**Problem**
Retype the material in full, keeping every word the same.

**Supplied information**
╔══

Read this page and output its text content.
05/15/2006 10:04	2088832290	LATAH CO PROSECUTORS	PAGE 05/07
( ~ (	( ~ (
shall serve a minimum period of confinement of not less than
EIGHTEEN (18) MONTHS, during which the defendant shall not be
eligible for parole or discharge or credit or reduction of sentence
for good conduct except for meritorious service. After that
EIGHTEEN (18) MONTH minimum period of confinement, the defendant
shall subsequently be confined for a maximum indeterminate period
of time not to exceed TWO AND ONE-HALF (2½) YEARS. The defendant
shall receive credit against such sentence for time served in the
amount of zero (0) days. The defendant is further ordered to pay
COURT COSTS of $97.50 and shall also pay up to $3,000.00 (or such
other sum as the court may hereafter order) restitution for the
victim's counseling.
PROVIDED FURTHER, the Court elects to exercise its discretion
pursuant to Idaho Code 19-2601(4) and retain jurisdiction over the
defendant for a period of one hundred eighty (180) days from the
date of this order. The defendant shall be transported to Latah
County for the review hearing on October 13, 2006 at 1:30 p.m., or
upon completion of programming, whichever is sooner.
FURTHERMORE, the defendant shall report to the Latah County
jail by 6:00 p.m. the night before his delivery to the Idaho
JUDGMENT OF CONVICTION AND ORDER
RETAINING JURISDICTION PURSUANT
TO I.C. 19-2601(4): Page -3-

╚══

**Result of the task**
Read this page and output its text content.
05/15/2006 10:04	2088832290	LATAH CO PROSECUTORS	PAGE 05/07
( ~ (	( ~ (
shall serve a minimum period of confinement of not less than
EIGHTEEN (18) MONTHS, during which the defendant shall not be
eligible for parole or discharge or credit or reduction of sentence
for good conduct except for meritorious service. After that
EIGHTEEN (18) MONTH minimum period of confinement, the defendant
shall subsequently be confined for a maximum indeterminate period
of time not to exceed TWO AND ONE-HALF (2½) YEARS. The defendant
shall receive credit against such sentence for time served in the
amount of zero (0) days. The defendant is further ordered to pay
COURT COSTS of $97.50 and shall also pay up to $3,000.00 (or such
other sum as the court may hereafter order) restitution for the
victim's counseling.
PROVIDED FURTHER, the Court elects to exercise its discretion
pursuant to Idaho Code 19-2601(4) and retain jurisdiction over the
defendant for a period of one hundred eighty (180) days from the
date of this order. The defendant shall be transported to Latah
County for the review hearing on October 13, 2006 at 1:30 p.m., or
upon completion of programming, whichever is sooner.
FURTHERMORE, the defendant shall report to the Latah County
jail by 6:00 p.m. the night before his delivery to the Idaho
JUDGMENT OF CONVICTION AND ORDER
RETAINING JURISDICTION PURSUANT
TO I.C. 19-2601(4): Page -3-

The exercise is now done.